▶ What the task asks
Write out all the entries word for word, but skip any images.
|---|
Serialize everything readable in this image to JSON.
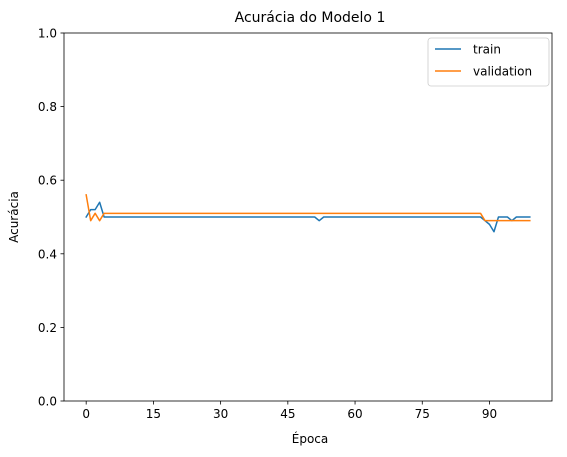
{
  "chart_data": {
    "type": "line",
    "title": "Acurácia do Modelo 1",
    "xlabel": "Época",
    "ylabel": "Acurácia",
    "xlim": [
      -4.95,
      103.95
    ],
    "ylim": [
      0,
      1
    ],
    "xticks": [
      0,
      15,
      30,
      45,
      60,
      75,
      90
    ],
    "xtick_labels": [
      "0",
      "15",
      "30",
      "45",
      "60",
      "75",
      "90"
    ],
    "yticks": [
      0.0,
      0.2,
      0.4,
      0.6,
      0.8,
      1.0
    ],
    "ytick_labels": [
      "0.0",
      "0.2",
      "0.4",
      "0.6",
      "0.8",
      "1.0"
    ],
    "grid": false,
    "legend_position": "top-right",
    "series": [
      {
        "name": "train",
        "color": "#1f77b4",
        "x": [
          0,
          1,
          2,
          3,
          4,
          5,
          51,
          52,
          53,
          88,
          89,
          90,
          91,
          92,
          93,
          94,
          95,
          96,
          97,
          98,
          99
        ],
        "y": [
          0.5,
          0.52,
          0.52,
          0.54,
          0.5,
          0.5,
          0.5,
          0.49,
          0.5,
          0.5,
          0.49,
          0.48,
          0.46,
          0.5,
          0.5,
          0.5,
          0.49,
          0.5,
          0.5,
          0.5,
          0.5
        ]
      },
      {
        "name": "validation",
        "color": "#ff7f0e",
        "x": [
          0,
          1,
          2,
          3,
          4,
          5,
          88,
          89,
          90,
          91,
          92,
          93,
          94,
          95,
          96,
          97,
          98,
          99
        ],
        "y": [
          0.56,
          0.49,
          0.51,
          0.49,
          0.51,
          0.51,
          0.51,
          0.49,
          0.49,
          0.49,
          0.49,
          0.49,
          0.49,
          0.49,
          0.49,
          0.49,
          0.49,
          0.49
        ]
      }
    ]
  }
}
|---|
▶ Solution to this task
Serialize everything readable in this image to JSON.
{
  "chart_data": {
    "type": "line",
    "title": "Acurácia do Modelo 1",
    "xlabel": "Época",
    "ylabel": "Acurácia",
    "xlim": [
      -4.95,
      103.95
    ],
    "ylim": [
      0,
      1
    ],
    "xticks": [
      0,
      15,
      30,
      45,
      60,
      75,
      90
    ],
    "xtick_labels": [
      "0",
      "15",
      "30",
      "45",
      "60",
      "75",
      "90"
    ],
    "yticks": [
      0.0,
      0.2,
      0.4,
      0.6,
      0.8,
      1.0
    ],
    "ytick_labels": [
      "0.0",
      "0.2",
      "0.4",
      "0.6",
      "0.8",
      "1.0"
    ],
    "grid": false,
    "legend_position": "top-right",
    "series": [
      {
        "name": "train",
        "color": "#1f77b4",
        "x": [
          0,
          1,
          2,
          3,
          4,
          5,
          51,
          52,
          53,
          88,
          89,
          90,
          91,
          92,
          93,
          94,
          95,
          96,
          97,
          98,
          99
        ],
        "y": [
          0.5,
          0.52,
          0.52,
          0.54,
          0.5,
          0.5,
          0.5,
          0.49,
          0.5,
          0.5,
          0.49,
          0.48,
          0.46,
          0.5,
          0.5,
          0.5,
          0.49,
          0.5,
          0.5,
          0.5,
          0.5
        ]
      },
      {
        "name": "validation",
        "color": "#ff7f0e",
        "x": [
          0,
          1,
          2,
          3,
          4,
          5,
          88,
          89,
          90,
          91,
          92,
          93,
          94,
          95,
          96,
          97,
          98,
          99
        ],
        "y": [
          0.56,
          0.49,
          0.51,
          0.49,
          0.51,
          0.51,
          0.51,
          0.49,
          0.49,
          0.49,
          0.49,
          0.49,
          0.49,
          0.49,
          0.49,
          0.49,
          0.49,
          0.49
        ]
      }
    ]
  }
}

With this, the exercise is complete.